Dataset listings of figures:
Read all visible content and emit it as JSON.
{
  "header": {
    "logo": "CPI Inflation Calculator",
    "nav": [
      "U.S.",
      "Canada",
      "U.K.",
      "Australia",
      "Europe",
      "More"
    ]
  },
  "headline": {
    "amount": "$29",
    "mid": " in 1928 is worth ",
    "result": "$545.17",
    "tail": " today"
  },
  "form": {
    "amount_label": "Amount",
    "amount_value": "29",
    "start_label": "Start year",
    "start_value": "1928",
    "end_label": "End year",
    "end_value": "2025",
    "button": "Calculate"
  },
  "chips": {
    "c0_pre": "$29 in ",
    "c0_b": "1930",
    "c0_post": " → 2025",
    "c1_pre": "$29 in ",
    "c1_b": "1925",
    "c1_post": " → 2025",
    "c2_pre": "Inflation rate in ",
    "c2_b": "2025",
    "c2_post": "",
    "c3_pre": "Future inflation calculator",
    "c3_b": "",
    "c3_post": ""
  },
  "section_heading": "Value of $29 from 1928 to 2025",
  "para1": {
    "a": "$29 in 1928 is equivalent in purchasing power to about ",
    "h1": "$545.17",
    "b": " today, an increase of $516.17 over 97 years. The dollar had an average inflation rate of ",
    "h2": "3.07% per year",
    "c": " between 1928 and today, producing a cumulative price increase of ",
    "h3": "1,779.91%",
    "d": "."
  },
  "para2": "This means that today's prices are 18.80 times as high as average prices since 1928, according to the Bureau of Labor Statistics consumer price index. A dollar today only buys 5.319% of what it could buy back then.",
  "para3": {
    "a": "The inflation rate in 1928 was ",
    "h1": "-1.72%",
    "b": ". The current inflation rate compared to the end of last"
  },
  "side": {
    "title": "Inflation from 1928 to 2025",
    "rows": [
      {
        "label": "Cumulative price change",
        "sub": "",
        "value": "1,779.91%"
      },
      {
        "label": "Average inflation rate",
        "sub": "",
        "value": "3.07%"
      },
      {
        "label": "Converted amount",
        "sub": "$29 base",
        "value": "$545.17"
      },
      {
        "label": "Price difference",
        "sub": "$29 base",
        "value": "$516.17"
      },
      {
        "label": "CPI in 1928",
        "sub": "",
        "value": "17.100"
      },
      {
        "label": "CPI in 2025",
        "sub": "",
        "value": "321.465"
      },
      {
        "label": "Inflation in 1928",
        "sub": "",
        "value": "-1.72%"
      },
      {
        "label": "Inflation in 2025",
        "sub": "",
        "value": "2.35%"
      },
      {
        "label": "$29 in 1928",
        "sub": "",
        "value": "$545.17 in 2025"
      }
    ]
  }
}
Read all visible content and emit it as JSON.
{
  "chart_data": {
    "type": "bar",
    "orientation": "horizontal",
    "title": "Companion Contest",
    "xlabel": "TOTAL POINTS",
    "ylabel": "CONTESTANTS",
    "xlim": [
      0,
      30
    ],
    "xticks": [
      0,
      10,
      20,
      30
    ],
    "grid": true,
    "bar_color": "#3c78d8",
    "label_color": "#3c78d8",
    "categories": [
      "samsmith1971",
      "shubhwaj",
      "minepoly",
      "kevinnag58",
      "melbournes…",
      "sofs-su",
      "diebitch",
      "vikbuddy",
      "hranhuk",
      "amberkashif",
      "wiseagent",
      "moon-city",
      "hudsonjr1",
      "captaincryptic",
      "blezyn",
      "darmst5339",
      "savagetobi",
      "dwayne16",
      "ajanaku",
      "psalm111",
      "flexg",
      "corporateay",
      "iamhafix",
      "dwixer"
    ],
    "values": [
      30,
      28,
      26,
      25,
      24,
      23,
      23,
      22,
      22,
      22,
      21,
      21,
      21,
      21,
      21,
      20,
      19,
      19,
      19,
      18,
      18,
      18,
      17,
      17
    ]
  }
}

> WHAT TO PRODUCE:
Repeat every entry exactly, please.

> SOLUTION:
Read all visible content and emit it as JSON.
{
  "header": {
    "logo": "CPI Inflation Calculator",
    "nav": [
      "U.S.",
      "Canada",
      "U.K.",
      "Australia",
      "Europe",
      "More"
    ]
  },
  "headline": {
    "amount": "$29",
    "mid": " in 1928 is worth ",
    "result": "$545.17",
    "tail": " today"
  },
  "form": {
    "amount_label": "Amount",
    "amount_value": "29",
    "start_label": "Start year",
    "start_value": "1928",
    "end_label": "End year",
    "end_value": "2025",
    "button": "Calculate"
  },
  "chips": {
    "c0_pre": "$29 in ",
    "c0_b": "1930",
    "c0_post": " → 2025",
    "c1_pre": "$29 in ",
    "c1_b": "1925",
    "c1_post": " → 2025",
    "c2_pre": "Inflation rate in ",
    "c2_b": "2025",
    "c2_post": "",
    "c3_pre": "Future inflation calculator",
    "c3_b": "",
    "c3_post": ""
  },
  "section_heading": "Value of $29 from 1928 to 2025",
  "para1": {
    "a": "$29 in 1928 is equivalent in purchasing power to about ",
    "h1": "$545.17",
    "b": " today, an increase of $516.17 over 97 years. The dollar had an average inflation rate of ",
    "h2": "3.07% per year",
    "c": " between 1928 and today, producing a cumulative price increase of ",
    "h3": "1,779.91%",
    "d": "."
  },
  "para2": "This means that today's prices are 18.80 times as high as average prices since 1928, according to the Bureau of Labor Statistics consumer price index. A dollar today only buys 5.319% of what it could buy back then.",
  "para3": {
    "a": "The inflation rate in 1928 was ",
    "h1": "-1.72%",
    "b": ". The current inflation rate compared to the end of last"
  },
  "side": {
    "title": "Inflation from 1928 to 2025",
    "rows": [
      {
        "label": "Cumulative price change",
        "sub": "",
        "value": "1,779.91%"
      },
      {
        "label": "Average inflation rate",
        "sub": "",
        "value": "3.07%"
      },
      {
        "label": "Converted amount",
        "sub": "$29 base",
        "value": "$545.17"
      },
      {
        "label": "Price difference",
        "sub": "$29 base",
        "value": "$516.17"
      },
      {
        "label": "CPI in 1928",
        "sub": "",
        "value": "17.100"
      },
      {
        "label": "CPI in 2025",
        "sub": "",
        "value": "321.465"
      },
      {
        "label": "Inflation in 1928",
        "sub": "",
        "value": "-1.72%"
      },
      {
        "label": "Inflation in 2025",
        "sub": "",
        "value": "2.35%"
      },
      {
        "label": "$29 in 1928",
        "sub": "",
        "value": "$545.17 in 2025"
      }
    ]
  }
}
Read all visible content and emit it as JSON.
{
  "chart_data": {
    "type": "bar",
    "orientation": "horizontal",
    "title": "Companion Contest",
    "xlabel": "TOTAL POINTS",
    "ylabel": "CONTESTANTS",
    "xlim": [
      0,
      30
    ],
    "xticks": [
      0,
      10,
      20,
      30
    ],
    "grid": true,
    "bar_color": "#3c78d8",
    "label_color": "#3c78d8",
    "categories": [
      "samsmith1971",
      "shubhwaj",
      "minepoly",
      "kevinnag58",
      "melbournes…",
      "sofs-su",
      "diebitch",
      "vikbuddy",
      "hranhuk",
      "amberkashif",
      "wiseagent",
      "moon-city",
      "hudsonjr1",
      "captaincryptic",
      "blezyn",
      "darmst5339",
      "savagetobi",
      "dwayne16",
      "ajanaku",
      "psalm111",
      "flexg",
      "corporateay",
      "iamhafix",
      "dwixer"
    ],
    "values": [
      30,
      28,
      26,
      25,
      24,
      23,
      23,
      22,
      22,
      22,
      21,
      21,
      21,
      21,
      21,
      20,
      19,
      19,
      19,
      18,
      18,
      18,
      17,
      17
    ]
  }
}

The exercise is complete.